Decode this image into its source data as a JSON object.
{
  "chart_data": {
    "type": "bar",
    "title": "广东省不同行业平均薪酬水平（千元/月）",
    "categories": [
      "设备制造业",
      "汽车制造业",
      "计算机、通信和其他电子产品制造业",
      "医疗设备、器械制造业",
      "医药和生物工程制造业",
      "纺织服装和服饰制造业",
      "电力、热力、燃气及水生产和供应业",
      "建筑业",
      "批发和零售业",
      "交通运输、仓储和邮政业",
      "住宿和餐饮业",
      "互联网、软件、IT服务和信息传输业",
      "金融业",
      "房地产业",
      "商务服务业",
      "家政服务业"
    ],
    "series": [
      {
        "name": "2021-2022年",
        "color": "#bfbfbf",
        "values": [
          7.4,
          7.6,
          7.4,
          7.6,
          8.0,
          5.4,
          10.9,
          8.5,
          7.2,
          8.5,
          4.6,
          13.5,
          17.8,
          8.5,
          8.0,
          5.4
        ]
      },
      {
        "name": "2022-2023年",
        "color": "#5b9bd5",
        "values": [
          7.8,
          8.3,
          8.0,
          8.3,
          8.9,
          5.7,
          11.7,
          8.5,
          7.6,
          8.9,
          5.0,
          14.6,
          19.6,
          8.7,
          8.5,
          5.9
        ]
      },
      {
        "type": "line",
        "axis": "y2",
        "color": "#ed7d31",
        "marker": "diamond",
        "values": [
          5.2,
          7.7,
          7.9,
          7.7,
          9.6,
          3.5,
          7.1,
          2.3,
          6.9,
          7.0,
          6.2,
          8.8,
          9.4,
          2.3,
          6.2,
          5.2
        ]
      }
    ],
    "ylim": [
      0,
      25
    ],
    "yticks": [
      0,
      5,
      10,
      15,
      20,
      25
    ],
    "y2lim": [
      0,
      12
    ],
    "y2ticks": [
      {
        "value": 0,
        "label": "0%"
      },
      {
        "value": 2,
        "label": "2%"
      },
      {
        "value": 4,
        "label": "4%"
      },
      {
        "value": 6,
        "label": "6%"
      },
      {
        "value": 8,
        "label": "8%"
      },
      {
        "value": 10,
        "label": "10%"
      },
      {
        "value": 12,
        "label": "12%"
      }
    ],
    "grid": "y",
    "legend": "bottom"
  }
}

━━━━━━━━━━━━━━━━━━━━━━━━━━━━━━

__SHORT TASK__
Collect each line holding the string "color".

__RESULT OF THIS EXERCISE__
        "color": "#bfbfbf",
        "color": "#5b9bd5",
        "color": "#ed7d31",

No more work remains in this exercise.